Dataset rows about figures:
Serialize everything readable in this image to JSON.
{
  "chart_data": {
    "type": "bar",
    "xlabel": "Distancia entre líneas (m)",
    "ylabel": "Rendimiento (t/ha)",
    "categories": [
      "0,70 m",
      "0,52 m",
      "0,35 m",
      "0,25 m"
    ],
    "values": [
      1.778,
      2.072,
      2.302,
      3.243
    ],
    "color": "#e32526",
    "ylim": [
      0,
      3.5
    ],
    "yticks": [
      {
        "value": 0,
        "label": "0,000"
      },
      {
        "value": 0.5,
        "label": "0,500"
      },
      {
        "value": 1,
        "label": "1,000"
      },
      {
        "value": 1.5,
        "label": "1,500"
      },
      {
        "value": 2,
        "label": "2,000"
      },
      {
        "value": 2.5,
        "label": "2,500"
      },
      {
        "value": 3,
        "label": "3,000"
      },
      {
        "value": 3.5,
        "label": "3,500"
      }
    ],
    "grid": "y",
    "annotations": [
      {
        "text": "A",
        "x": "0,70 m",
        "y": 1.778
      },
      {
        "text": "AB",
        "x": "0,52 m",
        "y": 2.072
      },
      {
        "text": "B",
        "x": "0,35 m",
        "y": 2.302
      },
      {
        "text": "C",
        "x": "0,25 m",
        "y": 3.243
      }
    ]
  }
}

DIRECTIVE:
Write out every record, exactly as written.

RIGHT ANSWER:
Serialize everything readable in this image to JSON.
{
  "chart_data": {
    "type": "bar",
    "xlabel": "Distancia entre líneas (m)",
    "ylabel": "Rendimiento (t/ha)",
    "categories": [
      "0,70 m",
      "0,52 m",
      "0,35 m",
      "0,25 m"
    ],
    "values": [
      1.778,
      2.072,
      2.302,
      3.243
    ],
    "color": "#e32526",
    "ylim": [
      0,
      3.5
    ],
    "yticks": [
      {
        "value": 0,
        "label": "0,000"
      },
      {
        "value": 0.5,
        "label": "0,500"
      },
      {
        "value": 1,
        "label": "1,000"
      },
      {
        "value": 1.5,
        "label": "1,500"
      },
      {
        "value": 2,
        "label": "2,000"
      },
      {
        "value": 2.5,
        "label": "2,500"
      },
      {
        "value": 3,
        "label": "3,000"
      },
      {
        "value": 3.5,
        "label": "3,500"
      }
    ],
    "grid": "y",
    "annotations": [
      {
        "text": "A",
        "x": "0,70 m",
        "y": 1.778
      },
      {
        "text": "AB",
        "x": "0,52 m",
        "y": 2.072
      },
      {
        "text": "B",
        "x": "0,35 m",
        "y": 2.302
      },
      {
        "text": "C",
        "x": "0,25 m",
        "y": 3.243
      }
    ]
  }
}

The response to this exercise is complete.